▶ [Set task]: Pull every line holding the string "this" from the records below.

Stored items:

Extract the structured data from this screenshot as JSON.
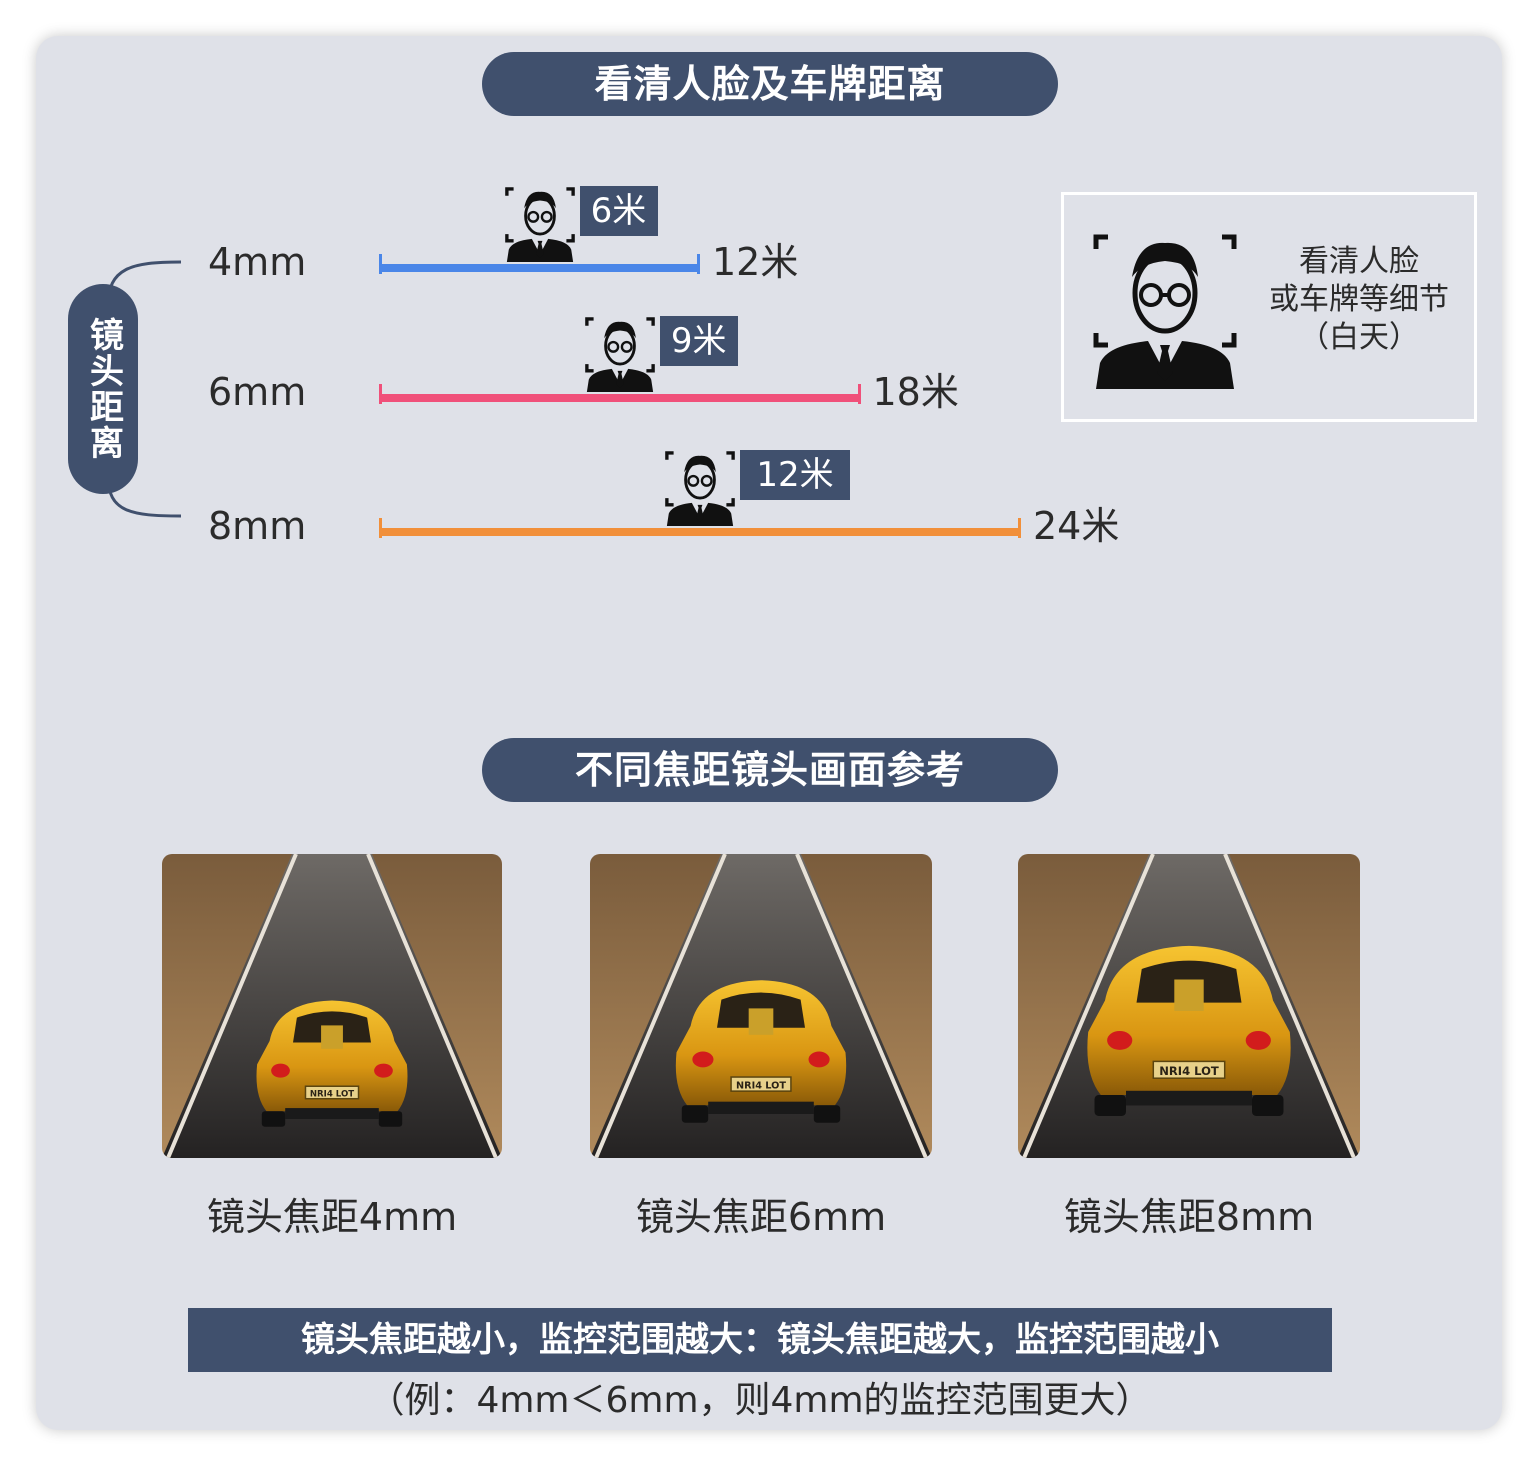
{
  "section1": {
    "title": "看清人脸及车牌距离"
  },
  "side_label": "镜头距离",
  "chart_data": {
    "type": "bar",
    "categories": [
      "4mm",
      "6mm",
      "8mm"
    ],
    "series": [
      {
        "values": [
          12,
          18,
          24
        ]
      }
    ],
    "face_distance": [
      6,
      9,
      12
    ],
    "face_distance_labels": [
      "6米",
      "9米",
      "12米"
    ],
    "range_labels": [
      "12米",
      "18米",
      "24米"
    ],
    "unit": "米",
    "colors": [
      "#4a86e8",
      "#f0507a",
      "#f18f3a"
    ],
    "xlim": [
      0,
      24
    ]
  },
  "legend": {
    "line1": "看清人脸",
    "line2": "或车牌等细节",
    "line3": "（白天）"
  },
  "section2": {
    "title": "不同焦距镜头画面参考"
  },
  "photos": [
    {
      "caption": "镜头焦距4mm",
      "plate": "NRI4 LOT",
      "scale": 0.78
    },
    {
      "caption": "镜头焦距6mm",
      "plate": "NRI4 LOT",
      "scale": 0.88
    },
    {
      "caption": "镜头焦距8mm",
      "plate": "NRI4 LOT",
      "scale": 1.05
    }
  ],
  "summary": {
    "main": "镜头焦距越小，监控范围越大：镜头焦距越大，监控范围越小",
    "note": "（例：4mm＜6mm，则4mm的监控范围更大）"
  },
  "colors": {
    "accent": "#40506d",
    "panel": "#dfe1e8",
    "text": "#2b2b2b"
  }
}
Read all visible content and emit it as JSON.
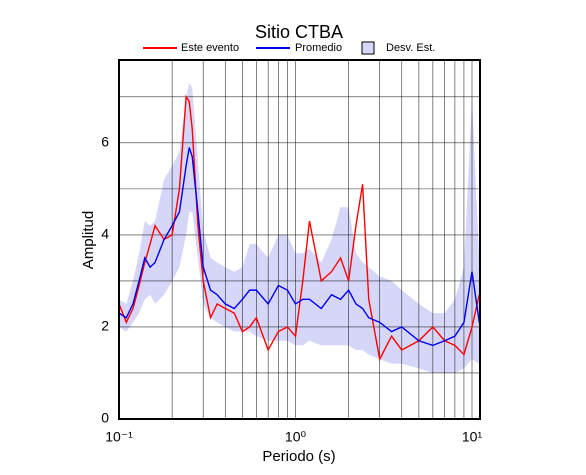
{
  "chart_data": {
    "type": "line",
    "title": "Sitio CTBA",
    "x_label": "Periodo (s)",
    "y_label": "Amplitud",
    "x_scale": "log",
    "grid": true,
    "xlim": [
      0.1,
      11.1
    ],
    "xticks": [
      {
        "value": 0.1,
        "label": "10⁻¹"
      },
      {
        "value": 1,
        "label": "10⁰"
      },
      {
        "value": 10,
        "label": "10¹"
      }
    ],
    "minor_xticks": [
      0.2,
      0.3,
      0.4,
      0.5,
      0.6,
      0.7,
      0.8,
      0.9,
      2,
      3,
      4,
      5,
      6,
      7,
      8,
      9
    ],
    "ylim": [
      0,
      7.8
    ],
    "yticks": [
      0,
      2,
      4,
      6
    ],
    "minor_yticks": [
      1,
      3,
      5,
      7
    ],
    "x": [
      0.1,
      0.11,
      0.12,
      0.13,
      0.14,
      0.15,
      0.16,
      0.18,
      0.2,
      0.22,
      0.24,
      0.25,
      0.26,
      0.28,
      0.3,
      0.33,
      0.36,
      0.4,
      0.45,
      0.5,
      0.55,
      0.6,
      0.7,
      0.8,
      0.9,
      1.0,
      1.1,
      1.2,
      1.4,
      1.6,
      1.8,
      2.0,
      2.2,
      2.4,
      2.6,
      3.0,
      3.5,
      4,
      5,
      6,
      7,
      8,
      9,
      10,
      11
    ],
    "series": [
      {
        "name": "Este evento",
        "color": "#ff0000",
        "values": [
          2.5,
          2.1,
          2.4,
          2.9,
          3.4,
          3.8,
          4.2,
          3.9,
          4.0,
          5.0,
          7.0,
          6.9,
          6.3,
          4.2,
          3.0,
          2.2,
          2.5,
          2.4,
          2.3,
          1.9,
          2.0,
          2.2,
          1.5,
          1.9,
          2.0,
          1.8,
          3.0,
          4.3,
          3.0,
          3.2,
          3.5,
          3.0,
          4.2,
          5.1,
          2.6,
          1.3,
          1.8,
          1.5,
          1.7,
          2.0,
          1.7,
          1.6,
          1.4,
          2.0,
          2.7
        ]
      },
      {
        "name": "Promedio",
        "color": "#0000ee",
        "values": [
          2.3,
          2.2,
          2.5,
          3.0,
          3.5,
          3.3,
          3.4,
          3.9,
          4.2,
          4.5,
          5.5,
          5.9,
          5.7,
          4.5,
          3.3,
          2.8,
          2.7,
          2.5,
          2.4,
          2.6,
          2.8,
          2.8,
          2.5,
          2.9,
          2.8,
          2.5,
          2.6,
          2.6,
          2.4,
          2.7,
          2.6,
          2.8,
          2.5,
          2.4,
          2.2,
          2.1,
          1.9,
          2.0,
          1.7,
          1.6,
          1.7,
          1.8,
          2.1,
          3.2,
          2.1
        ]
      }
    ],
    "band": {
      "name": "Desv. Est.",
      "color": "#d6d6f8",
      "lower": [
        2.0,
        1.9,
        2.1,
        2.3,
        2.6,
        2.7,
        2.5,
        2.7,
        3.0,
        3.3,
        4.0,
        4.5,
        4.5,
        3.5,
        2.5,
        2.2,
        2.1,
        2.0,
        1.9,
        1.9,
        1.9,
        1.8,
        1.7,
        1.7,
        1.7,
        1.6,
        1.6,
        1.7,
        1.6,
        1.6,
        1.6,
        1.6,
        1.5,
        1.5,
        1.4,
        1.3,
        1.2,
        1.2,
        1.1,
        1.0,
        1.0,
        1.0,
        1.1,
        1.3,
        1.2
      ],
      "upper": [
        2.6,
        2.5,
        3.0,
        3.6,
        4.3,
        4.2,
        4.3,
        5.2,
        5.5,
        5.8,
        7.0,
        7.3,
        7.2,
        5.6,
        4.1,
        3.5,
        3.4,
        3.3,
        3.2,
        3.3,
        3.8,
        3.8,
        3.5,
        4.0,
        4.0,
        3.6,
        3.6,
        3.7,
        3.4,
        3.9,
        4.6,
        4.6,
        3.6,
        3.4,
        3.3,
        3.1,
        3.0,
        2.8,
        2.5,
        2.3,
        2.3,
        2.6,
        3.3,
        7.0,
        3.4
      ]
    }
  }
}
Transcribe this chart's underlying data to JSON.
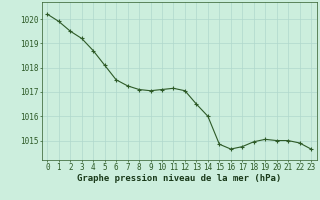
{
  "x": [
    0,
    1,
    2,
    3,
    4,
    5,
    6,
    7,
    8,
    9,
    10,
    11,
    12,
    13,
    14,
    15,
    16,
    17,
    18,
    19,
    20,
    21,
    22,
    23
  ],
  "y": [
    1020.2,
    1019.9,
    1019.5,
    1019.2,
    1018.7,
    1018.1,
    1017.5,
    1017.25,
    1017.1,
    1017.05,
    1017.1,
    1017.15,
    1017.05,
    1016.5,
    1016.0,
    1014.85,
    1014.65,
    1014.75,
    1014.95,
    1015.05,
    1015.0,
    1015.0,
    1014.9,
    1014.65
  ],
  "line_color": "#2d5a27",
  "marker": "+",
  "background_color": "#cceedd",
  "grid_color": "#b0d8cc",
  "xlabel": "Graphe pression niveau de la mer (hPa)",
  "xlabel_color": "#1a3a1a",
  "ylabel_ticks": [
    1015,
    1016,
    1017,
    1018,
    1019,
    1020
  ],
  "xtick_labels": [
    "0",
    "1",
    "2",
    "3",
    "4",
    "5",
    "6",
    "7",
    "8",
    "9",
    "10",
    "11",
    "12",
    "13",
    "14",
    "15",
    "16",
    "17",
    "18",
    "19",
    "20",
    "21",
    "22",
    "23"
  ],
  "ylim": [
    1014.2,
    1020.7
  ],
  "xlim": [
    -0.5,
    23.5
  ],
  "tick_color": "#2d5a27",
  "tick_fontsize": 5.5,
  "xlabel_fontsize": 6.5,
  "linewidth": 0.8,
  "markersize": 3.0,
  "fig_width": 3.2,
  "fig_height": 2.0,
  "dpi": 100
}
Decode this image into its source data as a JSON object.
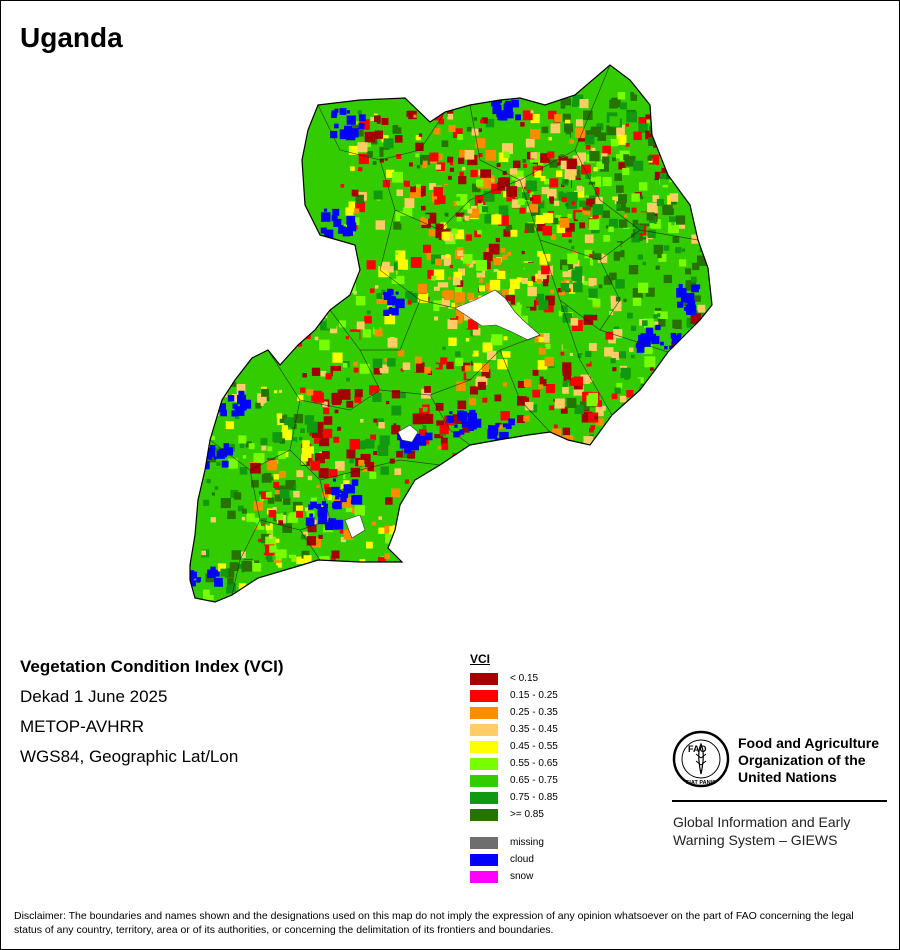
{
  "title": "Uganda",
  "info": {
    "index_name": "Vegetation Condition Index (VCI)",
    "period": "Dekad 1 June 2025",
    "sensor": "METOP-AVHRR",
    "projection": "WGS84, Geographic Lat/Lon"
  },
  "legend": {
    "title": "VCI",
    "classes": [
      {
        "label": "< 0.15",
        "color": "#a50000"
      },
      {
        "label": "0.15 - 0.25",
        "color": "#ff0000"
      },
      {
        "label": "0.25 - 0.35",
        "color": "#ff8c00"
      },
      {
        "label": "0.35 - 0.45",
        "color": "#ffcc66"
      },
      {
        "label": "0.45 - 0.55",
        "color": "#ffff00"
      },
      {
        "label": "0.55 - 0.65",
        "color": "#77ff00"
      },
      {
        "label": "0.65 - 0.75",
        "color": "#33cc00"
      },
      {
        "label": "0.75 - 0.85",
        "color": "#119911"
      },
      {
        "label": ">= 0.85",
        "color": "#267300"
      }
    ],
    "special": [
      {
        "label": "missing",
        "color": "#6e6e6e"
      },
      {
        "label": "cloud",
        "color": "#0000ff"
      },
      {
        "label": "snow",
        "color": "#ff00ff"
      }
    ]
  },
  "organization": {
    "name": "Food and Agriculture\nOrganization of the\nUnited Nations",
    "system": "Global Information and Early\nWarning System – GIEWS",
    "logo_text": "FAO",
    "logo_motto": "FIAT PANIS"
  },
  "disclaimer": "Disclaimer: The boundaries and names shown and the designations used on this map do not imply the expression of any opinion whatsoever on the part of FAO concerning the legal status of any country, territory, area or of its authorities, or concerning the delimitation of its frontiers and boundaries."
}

▶ [Task result]:
Extract the structured data from this screenshot as JSON.
Transcribe this chart's underlying data to JSON.
Decode this image into its source data as a JSON object.
  "disclaimer": "Disclaimer: The boundaries and names shown and the designations used on this map do not imply the expression of any opinion whatsoever on the part of FAO concerning the legal status of any country, territory, area or of its authorities, or concerning the delimitation of its frontiers and boundaries."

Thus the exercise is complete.